Work to do:
Each line that holds the word "this" should be returned.

##### Data for processing #####

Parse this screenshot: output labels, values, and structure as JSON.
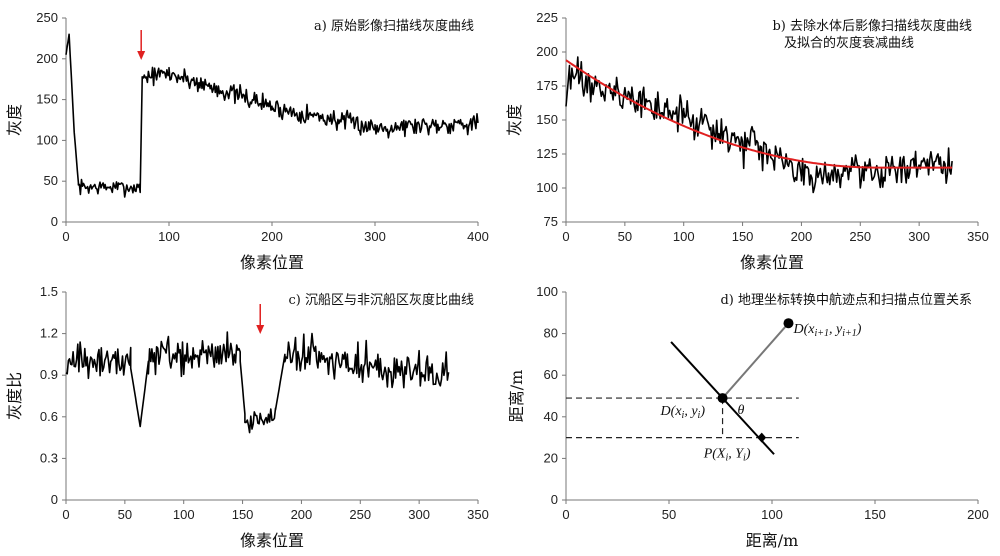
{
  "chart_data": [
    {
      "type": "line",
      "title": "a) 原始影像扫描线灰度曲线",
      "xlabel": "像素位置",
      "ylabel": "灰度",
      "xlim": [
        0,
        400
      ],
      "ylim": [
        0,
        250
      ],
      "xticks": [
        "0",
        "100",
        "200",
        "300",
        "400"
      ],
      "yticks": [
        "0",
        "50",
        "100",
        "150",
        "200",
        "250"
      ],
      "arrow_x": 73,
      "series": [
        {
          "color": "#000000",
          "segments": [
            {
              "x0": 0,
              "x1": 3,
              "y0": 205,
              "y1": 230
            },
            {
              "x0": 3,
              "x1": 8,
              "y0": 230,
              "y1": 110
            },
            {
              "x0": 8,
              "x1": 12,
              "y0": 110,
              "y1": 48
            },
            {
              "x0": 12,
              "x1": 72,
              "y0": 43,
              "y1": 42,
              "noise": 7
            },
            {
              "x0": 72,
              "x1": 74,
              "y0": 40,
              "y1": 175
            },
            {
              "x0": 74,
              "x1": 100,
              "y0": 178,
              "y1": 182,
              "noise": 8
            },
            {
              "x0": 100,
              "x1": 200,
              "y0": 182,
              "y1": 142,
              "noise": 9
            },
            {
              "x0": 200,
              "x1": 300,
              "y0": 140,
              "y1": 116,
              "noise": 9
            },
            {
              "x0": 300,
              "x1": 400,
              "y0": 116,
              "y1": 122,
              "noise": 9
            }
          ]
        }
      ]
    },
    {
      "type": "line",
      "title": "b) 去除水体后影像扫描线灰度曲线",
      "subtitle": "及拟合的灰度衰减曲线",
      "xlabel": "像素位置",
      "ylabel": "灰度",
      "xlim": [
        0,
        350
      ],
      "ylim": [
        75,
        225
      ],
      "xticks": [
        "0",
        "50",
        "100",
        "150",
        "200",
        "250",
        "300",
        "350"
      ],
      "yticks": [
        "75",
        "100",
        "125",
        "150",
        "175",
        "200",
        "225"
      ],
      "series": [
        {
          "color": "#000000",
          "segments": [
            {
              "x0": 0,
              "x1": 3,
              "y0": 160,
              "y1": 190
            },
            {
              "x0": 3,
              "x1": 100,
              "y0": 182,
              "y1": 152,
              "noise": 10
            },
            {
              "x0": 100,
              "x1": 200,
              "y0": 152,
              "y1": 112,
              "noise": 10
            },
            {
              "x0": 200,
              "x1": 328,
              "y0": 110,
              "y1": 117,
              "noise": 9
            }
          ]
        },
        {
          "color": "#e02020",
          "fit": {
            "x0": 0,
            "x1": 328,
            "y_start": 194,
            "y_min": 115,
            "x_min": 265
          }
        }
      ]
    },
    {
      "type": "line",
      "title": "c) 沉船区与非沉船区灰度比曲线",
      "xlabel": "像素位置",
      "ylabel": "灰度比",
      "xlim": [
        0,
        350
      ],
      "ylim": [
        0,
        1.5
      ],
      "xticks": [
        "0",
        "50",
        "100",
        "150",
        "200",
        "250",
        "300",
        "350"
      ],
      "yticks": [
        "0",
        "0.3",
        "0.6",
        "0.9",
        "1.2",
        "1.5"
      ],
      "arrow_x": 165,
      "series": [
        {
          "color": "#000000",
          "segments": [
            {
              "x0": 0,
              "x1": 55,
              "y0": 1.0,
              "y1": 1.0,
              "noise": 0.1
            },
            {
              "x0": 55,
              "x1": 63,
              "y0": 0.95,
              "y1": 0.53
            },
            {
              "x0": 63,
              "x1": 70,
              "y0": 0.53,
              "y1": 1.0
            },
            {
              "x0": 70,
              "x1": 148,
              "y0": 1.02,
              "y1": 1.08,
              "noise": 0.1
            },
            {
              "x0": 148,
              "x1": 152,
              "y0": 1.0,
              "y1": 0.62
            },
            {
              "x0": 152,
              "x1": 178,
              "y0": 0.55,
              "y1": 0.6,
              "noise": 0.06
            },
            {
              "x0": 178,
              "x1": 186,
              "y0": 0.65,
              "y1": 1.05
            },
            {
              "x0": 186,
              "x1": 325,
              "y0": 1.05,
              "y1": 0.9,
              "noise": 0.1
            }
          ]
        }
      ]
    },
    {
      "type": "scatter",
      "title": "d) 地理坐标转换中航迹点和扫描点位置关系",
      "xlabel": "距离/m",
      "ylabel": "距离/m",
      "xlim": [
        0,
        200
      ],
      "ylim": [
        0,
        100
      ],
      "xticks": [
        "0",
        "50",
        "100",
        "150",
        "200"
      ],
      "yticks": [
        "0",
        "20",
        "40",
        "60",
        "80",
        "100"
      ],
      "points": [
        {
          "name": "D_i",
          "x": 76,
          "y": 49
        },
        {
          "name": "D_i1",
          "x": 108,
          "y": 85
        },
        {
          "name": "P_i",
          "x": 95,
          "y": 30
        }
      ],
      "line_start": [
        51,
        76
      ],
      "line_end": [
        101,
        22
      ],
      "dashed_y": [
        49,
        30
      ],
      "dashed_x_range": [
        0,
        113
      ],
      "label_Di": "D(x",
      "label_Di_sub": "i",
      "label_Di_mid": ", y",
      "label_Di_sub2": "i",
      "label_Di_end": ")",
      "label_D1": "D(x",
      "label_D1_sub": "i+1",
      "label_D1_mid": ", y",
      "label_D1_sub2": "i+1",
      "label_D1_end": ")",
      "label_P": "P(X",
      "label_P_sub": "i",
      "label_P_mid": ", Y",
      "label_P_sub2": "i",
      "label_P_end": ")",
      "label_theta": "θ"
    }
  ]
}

#####
##### Data for processing #####

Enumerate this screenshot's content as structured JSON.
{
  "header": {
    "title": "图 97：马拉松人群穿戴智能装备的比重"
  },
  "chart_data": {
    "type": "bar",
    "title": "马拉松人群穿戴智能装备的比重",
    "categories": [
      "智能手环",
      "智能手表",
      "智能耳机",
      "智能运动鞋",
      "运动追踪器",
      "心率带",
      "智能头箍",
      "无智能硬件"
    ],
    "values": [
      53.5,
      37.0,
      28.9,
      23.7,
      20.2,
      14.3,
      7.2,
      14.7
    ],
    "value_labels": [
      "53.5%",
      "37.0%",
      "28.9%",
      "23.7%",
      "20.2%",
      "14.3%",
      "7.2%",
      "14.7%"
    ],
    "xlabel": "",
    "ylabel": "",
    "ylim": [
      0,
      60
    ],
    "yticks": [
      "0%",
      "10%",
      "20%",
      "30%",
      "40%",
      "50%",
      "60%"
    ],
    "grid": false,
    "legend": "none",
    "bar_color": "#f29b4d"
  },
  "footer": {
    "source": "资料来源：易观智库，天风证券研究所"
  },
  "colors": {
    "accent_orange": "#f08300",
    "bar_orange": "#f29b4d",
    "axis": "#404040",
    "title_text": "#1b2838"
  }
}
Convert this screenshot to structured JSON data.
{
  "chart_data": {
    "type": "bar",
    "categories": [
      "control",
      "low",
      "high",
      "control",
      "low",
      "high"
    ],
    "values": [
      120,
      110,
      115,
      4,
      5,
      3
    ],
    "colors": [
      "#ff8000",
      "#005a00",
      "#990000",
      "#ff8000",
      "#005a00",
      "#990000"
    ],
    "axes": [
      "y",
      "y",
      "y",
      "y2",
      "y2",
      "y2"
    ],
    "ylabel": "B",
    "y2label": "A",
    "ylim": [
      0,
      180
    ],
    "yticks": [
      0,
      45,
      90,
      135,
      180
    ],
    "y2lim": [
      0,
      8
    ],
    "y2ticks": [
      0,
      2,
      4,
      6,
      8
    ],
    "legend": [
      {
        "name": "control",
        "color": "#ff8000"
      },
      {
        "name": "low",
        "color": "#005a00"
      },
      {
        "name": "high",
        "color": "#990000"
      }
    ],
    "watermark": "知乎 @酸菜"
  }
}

#####
##### Data for processing #####

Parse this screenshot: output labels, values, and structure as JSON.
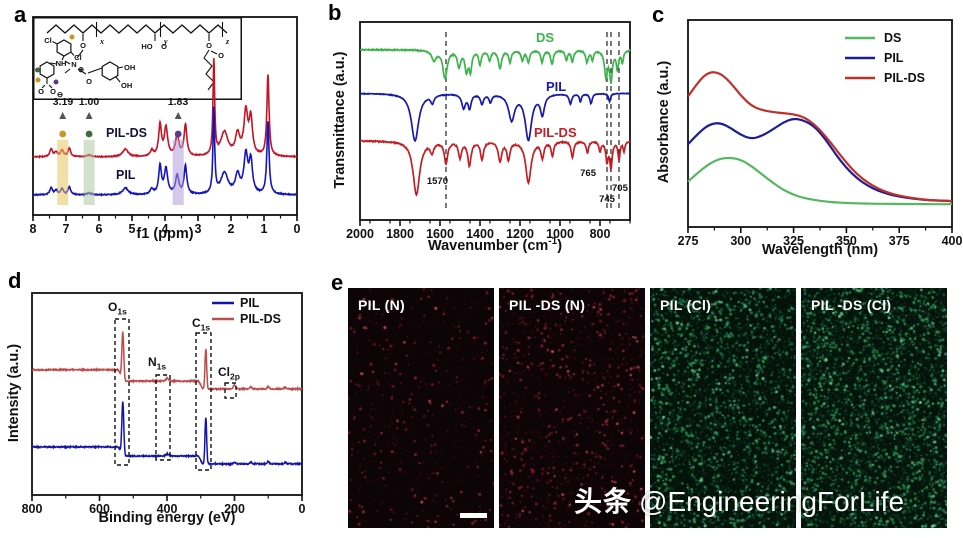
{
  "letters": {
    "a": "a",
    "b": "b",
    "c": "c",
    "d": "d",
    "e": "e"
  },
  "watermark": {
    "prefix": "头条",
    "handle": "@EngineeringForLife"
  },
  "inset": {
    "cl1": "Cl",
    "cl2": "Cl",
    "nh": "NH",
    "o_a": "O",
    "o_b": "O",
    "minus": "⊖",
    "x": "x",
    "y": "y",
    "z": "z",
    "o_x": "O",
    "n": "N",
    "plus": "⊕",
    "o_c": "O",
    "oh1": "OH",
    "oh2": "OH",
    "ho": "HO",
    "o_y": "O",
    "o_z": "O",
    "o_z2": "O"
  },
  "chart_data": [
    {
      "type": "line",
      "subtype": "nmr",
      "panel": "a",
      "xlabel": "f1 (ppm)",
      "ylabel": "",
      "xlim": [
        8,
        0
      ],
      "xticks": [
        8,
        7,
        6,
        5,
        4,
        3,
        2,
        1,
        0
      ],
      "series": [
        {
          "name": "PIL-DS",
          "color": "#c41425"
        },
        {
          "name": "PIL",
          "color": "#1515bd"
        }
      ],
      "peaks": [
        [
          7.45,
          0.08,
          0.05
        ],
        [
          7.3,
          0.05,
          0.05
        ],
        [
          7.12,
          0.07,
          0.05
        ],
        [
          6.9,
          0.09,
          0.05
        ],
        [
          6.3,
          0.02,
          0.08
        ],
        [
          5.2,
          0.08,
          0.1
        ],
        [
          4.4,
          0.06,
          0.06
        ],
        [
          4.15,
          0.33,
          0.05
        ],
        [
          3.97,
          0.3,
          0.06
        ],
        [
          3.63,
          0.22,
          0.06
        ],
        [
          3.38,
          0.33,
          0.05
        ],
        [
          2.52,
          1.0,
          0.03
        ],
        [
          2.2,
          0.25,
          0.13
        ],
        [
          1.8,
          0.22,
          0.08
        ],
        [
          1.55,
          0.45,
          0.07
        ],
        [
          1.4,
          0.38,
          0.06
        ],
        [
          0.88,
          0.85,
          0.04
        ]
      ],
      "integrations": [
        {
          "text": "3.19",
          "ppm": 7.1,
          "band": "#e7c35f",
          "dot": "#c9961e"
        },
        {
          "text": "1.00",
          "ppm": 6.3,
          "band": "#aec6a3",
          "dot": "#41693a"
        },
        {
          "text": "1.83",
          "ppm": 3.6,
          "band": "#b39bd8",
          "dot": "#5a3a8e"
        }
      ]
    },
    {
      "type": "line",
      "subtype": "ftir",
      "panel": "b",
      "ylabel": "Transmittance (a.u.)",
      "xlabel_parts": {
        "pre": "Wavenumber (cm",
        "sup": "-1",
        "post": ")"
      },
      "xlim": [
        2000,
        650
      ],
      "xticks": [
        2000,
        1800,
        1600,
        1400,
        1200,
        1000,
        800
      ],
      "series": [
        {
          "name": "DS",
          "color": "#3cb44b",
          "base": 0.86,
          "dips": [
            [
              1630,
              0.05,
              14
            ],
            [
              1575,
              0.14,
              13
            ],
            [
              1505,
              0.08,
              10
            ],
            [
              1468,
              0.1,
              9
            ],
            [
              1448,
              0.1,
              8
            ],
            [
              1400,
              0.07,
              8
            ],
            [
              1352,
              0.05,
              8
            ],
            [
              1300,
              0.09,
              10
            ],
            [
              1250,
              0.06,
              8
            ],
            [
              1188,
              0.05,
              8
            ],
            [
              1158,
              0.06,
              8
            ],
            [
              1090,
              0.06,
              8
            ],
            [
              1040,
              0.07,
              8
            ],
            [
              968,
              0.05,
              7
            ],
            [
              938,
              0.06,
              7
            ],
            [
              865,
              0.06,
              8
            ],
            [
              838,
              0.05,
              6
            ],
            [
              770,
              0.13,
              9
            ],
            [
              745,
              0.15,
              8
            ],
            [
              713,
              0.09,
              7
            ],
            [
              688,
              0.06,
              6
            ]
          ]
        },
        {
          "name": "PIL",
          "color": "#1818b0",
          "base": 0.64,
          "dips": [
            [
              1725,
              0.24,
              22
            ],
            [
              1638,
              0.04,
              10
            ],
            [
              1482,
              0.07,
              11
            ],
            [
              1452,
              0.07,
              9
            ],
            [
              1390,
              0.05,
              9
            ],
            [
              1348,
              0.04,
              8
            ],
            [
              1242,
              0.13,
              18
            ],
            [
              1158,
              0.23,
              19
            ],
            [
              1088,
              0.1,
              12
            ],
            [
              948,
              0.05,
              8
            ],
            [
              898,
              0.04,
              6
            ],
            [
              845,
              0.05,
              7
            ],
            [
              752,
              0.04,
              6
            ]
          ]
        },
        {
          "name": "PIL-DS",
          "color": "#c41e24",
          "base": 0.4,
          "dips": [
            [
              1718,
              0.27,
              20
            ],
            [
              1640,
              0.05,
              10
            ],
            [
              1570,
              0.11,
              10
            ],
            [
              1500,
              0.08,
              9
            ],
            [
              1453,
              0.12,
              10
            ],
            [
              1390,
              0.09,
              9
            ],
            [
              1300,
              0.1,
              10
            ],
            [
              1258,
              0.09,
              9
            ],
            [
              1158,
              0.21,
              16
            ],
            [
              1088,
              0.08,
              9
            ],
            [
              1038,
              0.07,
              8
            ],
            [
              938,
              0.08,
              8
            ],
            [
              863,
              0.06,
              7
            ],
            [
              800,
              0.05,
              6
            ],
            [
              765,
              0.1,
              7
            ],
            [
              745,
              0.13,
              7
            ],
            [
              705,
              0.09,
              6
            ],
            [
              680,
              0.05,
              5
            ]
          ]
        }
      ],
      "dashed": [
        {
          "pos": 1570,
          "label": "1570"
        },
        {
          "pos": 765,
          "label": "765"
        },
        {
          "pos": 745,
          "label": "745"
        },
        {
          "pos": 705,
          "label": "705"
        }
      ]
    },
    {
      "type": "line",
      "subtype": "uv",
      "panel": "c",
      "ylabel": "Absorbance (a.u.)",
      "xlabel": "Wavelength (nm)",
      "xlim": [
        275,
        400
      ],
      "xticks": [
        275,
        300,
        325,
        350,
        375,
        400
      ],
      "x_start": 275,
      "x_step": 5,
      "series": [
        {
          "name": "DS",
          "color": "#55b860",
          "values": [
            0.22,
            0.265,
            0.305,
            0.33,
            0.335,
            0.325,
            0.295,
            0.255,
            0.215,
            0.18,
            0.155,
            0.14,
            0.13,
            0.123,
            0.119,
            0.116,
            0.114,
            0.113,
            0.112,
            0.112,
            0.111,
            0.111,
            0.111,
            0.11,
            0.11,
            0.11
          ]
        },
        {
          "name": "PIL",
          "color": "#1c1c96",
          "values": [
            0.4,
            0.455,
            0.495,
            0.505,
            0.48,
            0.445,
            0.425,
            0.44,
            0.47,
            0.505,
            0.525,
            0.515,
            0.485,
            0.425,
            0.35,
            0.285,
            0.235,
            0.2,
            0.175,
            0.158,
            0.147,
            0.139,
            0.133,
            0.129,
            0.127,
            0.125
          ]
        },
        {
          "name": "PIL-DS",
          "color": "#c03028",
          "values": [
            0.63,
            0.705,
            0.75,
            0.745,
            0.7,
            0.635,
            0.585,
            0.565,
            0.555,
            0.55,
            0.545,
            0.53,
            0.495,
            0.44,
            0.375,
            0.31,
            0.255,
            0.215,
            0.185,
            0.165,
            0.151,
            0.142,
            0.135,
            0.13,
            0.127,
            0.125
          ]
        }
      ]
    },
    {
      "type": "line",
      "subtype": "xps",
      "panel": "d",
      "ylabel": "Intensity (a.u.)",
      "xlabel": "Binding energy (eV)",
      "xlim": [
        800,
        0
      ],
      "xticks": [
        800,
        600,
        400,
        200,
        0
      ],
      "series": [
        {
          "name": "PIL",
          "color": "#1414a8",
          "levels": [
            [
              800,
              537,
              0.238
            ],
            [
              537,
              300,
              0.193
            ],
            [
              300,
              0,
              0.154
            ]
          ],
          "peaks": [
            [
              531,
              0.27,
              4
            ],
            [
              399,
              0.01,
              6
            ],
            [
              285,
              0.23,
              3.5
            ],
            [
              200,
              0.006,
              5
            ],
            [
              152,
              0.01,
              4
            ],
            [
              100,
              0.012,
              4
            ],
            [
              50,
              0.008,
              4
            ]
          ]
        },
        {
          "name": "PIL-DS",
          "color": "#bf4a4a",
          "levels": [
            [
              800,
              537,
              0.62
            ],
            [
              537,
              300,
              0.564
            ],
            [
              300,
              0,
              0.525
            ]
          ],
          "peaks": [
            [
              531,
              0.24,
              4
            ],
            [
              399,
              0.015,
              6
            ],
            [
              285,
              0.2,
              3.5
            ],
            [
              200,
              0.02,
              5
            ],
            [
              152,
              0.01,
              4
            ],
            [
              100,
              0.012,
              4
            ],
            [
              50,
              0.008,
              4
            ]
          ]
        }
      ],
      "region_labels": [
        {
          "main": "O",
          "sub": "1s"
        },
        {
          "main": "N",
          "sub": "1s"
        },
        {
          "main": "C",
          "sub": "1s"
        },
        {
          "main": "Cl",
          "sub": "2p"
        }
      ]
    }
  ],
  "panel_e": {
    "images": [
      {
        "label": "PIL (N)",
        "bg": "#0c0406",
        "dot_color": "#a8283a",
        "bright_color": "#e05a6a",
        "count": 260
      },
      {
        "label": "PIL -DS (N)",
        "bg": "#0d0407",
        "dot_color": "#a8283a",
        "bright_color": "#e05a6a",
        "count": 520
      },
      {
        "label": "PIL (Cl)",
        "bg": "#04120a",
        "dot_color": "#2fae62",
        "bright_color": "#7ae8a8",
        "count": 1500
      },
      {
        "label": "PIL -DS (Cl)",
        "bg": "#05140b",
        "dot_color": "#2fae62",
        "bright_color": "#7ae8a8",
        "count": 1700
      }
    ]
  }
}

#####

Expected answer:
Parse this screenshot: output labels, values, and structure as JSON.
Enumerate this screenshot's content as structured JSON.
Convert this screenshot to structured JSON data.
Parse this screenshot: output labels, values, and structure as JSON.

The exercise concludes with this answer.